BEGIN Raw data

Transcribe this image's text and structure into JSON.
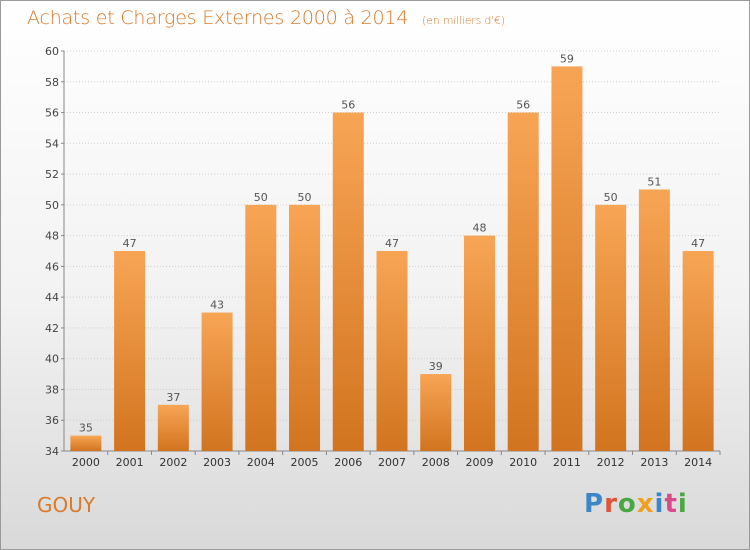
{
  "header": {
    "title": "Achats et Charges Externes 2000 à 2014",
    "unit": "(en milliers d'€)"
  },
  "footer": {
    "place": "GOUY",
    "brand": "Proxiti",
    "brand_colors": [
      "#3a86c8",
      "#e0543a",
      "#4aa844",
      "#f0a020",
      "#3a86c8",
      "#d94a8c",
      "#4aa844"
    ]
  },
  "colors": {
    "bar_top": "#f7a555",
    "bar_bottom": "#d2741f",
    "label": "#555555",
    "title": "#d97a2b"
  },
  "chart_data": {
    "type": "bar",
    "title": "Achats et Charges Externes 2000 à 2014",
    "subtitle": "(en milliers d'€)",
    "xlabel": "",
    "ylabel": "",
    "categories": [
      "2000",
      "2001",
      "2002",
      "2003",
      "2004",
      "2005",
      "2006",
      "2007",
      "2008",
      "2009",
      "2010",
      "2011",
      "2012",
      "2013",
      "2014"
    ],
    "values": [
      35,
      47,
      37,
      43,
      50,
      50,
      56,
      47,
      39,
      48,
      56,
      59,
      50,
      51,
      47
    ],
    "ylim": [
      34,
      60
    ],
    "yticks": [
      34,
      36,
      38,
      40,
      42,
      44,
      46,
      48,
      50,
      52,
      54,
      56,
      58,
      60
    ],
    "grid": true,
    "data_labels": true
  }
}
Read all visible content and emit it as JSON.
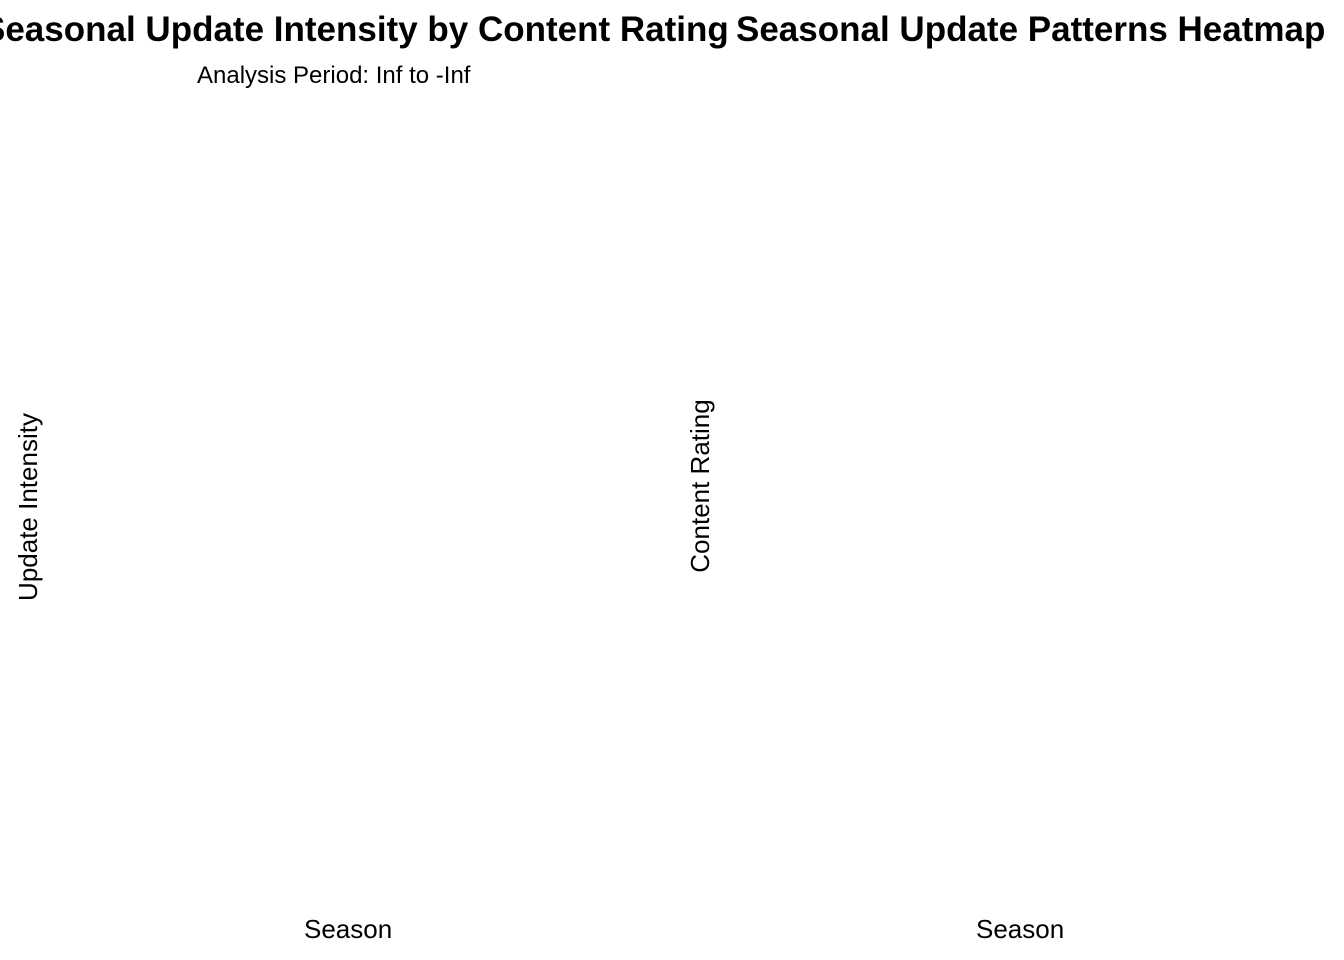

END Raw data

Short task: Your task is to reproduce all of the material exactly. The pictures stay out.

Correct output:
Transcribe this image's text and structure into JSON.
{
  "header": {
    "title": "Achats et Charges Externes 2000 à 2014",
    "unit": "(en milliers d'€)"
  },
  "footer": {
    "place": "GOUY",
    "brand": "Proxiti",
    "brand_colors": [
      "#3a86c8",
      "#e0543a",
      "#4aa844",
      "#f0a020",
      "#3a86c8",
      "#d94a8c",
      "#4aa844"
    ]
  },
  "colors": {
    "bar_top": "#f7a555",
    "bar_bottom": "#d2741f",
    "label": "#555555",
    "title": "#d97a2b"
  },
  "chart_data": {
    "type": "bar",
    "title": "Achats et Charges Externes 2000 à 2014",
    "subtitle": "(en milliers d'€)",
    "xlabel": "",
    "ylabel": "",
    "categories": [
      "2000",
      "2001",
      "2002",
      "2003",
      "2004",
      "2005",
      "2006",
      "2007",
      "2008",
      "2009",
      "2010",
      "2011",
      "2012",
      "2013",
      "2014"
    ],
    "values": [
      35,
      47,
      37,
      43,
      50,
      50,
      56,
      47,
      39,
      48,
      56,
      59,
      50,
      51,
      47
    ],
    "ylim": [
      34,
      60
    ],
    "yticks": [
      34,
      36,
      38,
      40,
      42,
      44,
      46,
      48,
      50,
      52,
      54,
      56,
      58,
      60
    ],
    "grid": true,
    "data_labels": true
  }
}
Read all visible content and emit it as JSON.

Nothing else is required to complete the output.